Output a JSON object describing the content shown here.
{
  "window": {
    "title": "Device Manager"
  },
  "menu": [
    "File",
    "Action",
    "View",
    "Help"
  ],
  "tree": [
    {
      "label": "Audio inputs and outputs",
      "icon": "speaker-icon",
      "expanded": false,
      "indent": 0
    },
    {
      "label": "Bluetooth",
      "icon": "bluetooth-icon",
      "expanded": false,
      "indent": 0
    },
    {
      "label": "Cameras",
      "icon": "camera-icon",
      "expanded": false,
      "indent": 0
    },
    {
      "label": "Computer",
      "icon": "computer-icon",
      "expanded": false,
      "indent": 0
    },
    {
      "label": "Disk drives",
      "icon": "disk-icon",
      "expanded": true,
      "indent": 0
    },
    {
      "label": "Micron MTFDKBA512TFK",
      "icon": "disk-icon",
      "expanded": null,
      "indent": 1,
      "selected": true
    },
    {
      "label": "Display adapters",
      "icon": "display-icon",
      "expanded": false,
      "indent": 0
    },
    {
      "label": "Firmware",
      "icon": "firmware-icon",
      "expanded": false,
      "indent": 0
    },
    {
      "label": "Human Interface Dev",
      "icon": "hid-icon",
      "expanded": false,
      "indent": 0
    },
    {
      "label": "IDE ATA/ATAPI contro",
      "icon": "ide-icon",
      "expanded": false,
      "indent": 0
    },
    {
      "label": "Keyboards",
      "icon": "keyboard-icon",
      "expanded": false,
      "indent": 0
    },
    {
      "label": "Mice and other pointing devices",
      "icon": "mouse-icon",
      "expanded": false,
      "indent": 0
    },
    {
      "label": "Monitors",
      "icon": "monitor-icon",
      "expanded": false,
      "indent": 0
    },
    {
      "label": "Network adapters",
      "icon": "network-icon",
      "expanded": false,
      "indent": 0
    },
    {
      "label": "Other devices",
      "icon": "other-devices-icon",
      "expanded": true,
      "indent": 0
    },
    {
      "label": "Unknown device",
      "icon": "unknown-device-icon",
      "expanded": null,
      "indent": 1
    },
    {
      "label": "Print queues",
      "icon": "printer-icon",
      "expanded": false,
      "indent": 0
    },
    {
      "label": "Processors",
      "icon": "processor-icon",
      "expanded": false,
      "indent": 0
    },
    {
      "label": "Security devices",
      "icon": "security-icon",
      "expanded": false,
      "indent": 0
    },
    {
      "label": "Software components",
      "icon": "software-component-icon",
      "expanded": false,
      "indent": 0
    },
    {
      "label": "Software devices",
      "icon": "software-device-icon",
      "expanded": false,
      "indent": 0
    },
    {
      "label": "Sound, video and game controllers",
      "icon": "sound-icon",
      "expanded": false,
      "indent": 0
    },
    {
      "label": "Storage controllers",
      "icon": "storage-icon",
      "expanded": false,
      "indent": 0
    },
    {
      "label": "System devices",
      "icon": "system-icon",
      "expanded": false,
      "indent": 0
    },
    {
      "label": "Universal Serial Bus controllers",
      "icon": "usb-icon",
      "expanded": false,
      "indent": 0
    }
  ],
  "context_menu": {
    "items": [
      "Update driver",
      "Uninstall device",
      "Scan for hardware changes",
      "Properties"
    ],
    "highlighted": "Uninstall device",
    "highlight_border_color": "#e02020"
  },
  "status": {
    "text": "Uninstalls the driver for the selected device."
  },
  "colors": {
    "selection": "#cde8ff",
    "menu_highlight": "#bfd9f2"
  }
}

WHAT TO WORK ON: Make an exact copy of the listing, including every line.

RESULT OF THIS TASK:
Output a JSON object describing the content shown here.
{
  "window": {
    "title": "Device Manager"
  },
  "menu": [
    "File",
    "Action",
    "View",
    "Help"
  ],
  "tree": [
    {
      "label": "Audio inputs and outputs",
      "icon": "speaker-icon",
      "expanded": false,
      "indent": 0
    },
    {
      "label": "Bluetooth",
      "icon": "bluetooth-icon",
      "expanded": false,
      "indent": 0
    },
    {
      "label": "Cameras",
      "icon": "camera-icon",
      "expanded": false,
      "indent": 0
    },
    {
      "label": "Computer",
      "icon": "computer-icon",
      "expanded": false,
      "indent": 0
    },
    {
      "label": "Disk drives",
      "icon": "disk-icon",
      "expanded": true,
      "indent": 0
    },
    {
      "label": "Micron MTFDKBA512TFK",
      "icon": "disk-icon",
      "expanded": null,
      "indent": 1,
      "selected": true
    },
    {
      "label": "Display adapters",
      "icon": "display-icon",
      "expanded": false,
      "indent": 0
    },
    {
      "label": "Firmware",
      "icon": "firmware-icon",
      "expanded": false,
      "indent": 0
    },
    {
      "label": "Human Interface Dev",
      "icon": "hid-icon",
      "expanded": false,
      "indent": 0
    },
    {
      "label": "IDE ATA/ATAPI contro",
      "icon": "ide-icon",
      "expanded": false,
      "indent": 0
    },
    {
      "label": "Keyboards",
      "icon": "keyboard-icon",
      "expanded": false,
      "indent": 0
    },
    {
      "label": "Mice and other pointing devices",
      "icon": "mouse-icon",
      "expanded": false,
      "indent": 0
    },
    {
      "label": "Monitors",
      "icon": "monitor-icon",
      "expanded": false,
      "indent": 0
    },
    {
      "label": "Network adapters",
      "icon": "network-icon",
      "expanded": false,
      "indent": 0
    },
    {
      "label": "Other devices",
      "icon": "other-devices-icon",
      "expanded": true,
      "indent": 0
    },
    {
      "label": "Unknown device",
      "icon": "unknown-device-icon",
      "expanded": null,
      "indent": 1
    },
    {
      "label": "Print queues",
      "icon": "printer-icon",
      "expanded": false,
      "indent": 0
    },
    {
      "label": "Processors",
      "icon": "processor-icon",
      "expanded": false,
      "indent": 0
    },
    {
      "label": "Security devices",
      "icon": "security-icon",
      "expanded": false,
      "indent": 0
    },
    {
      "label": "Software components",
      "icon": "software-component-icon",
      "expanded": false,
      "indent": 0
    },
    {
      "label": "Software devices",
      "icon": "software-device-icon",
      "expanded": false,
      "indent": 0
    },
    {
      "label": "Sound, video and game controllers",
      "icon": "sound-icon",
      "expanded": false,
      "indent": 0
    },
    {
      "label": "Storage controllers",
      "icon": "storage-icon",
      "expanded": false,
      "indent": 0
    },
    {
      "label": "System devices",
      "icon": "system-icon",
      "expanded": false,
      "indent": 0
    },
    {
      "label": "Universal Serial Bus controllers",
      "icon": "usb-icon",
      "expanded": false,
      "indent": 0
    }
  ],
  "context_menu": {
    "items": [
      "Update driver",
      "Uninstall device",
      "Scan for hardware changes",
      "Properties"
    ],
    "highlighted": "Uninstall device",
    "highlight_border_color": "#e02020"
  },
  "status": {
    "text": "Uninstalls the driver for the selected device."
  },
  "colors": {
    "selection": "#cde8ff",
    "menu_highlight": "#bfd9f2"
  }
}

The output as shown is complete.